§ **Exercise directions**: Give every line of the material again, exactly as written.

++++++++

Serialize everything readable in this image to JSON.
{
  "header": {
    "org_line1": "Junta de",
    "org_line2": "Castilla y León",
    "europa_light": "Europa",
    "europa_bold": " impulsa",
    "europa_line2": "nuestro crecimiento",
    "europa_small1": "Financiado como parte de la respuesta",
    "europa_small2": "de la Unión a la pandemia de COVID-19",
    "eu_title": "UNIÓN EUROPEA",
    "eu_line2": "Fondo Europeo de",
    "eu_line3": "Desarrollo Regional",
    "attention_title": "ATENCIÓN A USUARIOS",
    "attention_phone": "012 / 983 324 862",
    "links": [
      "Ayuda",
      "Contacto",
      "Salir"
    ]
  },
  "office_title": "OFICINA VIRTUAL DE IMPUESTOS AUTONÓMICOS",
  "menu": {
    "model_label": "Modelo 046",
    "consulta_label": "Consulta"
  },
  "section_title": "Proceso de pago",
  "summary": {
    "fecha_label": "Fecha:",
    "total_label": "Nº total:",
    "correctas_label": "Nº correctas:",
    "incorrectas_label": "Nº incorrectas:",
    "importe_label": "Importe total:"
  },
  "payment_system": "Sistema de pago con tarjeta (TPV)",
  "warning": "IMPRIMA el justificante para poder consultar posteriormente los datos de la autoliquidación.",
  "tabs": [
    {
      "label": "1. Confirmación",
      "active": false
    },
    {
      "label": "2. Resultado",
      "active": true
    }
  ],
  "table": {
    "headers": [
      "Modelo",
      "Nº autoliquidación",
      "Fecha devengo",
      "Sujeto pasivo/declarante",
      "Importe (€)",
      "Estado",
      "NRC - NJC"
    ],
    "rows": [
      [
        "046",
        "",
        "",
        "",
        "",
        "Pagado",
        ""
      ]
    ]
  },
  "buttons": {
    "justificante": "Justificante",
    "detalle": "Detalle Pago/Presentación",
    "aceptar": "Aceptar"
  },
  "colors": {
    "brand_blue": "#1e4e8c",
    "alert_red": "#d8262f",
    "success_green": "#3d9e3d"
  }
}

++++++++

§ **Completed exercise**:
Serialize everything readable in this image to JSON.
{
  "header": {
    "org_line1": "Junta de",
    "org_line2": "Castilla y León",
    "europa_light": "Europa",
    "europa_bold": " impulsa",
    "europa_line2": "nuestro crecimiento",
    "europa_small1": "Financiado como parte de la respuesta",
    "europa_small2": "de la Unión a la pandemia de COVID-19",
    "eu_title": "UNIÓN EUROPEA",
    "eu_line2": "Fondo Europeo de",
    "eu_line3": "Desarrollo Regional",
    "attention_title": "ATENCIÓN A USUARIOS",
    "attention_phone": "012 / 983 324 862",
    "links": [
      "Ayuda",
      "Contacto",
      "Salir"
    ]
  },
  "office_title": "OFICINA VIRTUAL DE IMPUESTOS AUTONÓMICOS",
  "menu": {
    "model_label": "Modelo 046",
    "consulta_label": "Consulta"
  },
  "section_title": "Proceso de pago",
  "summary": {
    "fecha_label": "Fecha:",
    "total_label": "Nº total:",
    "correctas_label": "Nº correctas:",
    "incorrectas_label": "Nº incorrectas:",
    "importe_label": "Importe total:"
  },
  "payment_system": "Sistema de pago con tarjeta (TPV)",
  "warning": "IMPRIMA el justificante para poder consultar posteriormente los datos de la autoliquidación.",
  "tabs": [
    {
      "label": "1. Confirmación",
      "active": false
    },
    {
      "label": "2. Resultado",
      "active": true
    }
  ],
  "table": {
    "headers": [
      "Modelo",
      "Nº autoliquidación",
      "Fecha devengo",
      "Sujeto pasivo/declarante",
      "Importe (€)",
      "Estado",
      "NRC - NJC"
    ],
    "rows": [
      [
        "046",
        "",
        "",
        "",
        "",
        "Pagado",
        ""
      ]
    ]
  },
  "buttons": {
    "justificante": "Justificante",
    "detalle": "Detalle Pago/Presentación",
    "aceptar": "Aceptar"
  },
  "colors": {
    "brand_blue": "#1e4e8c",
    "alert_red": "#d8262f",
    "success_green": "#3d9e3d"
  }
}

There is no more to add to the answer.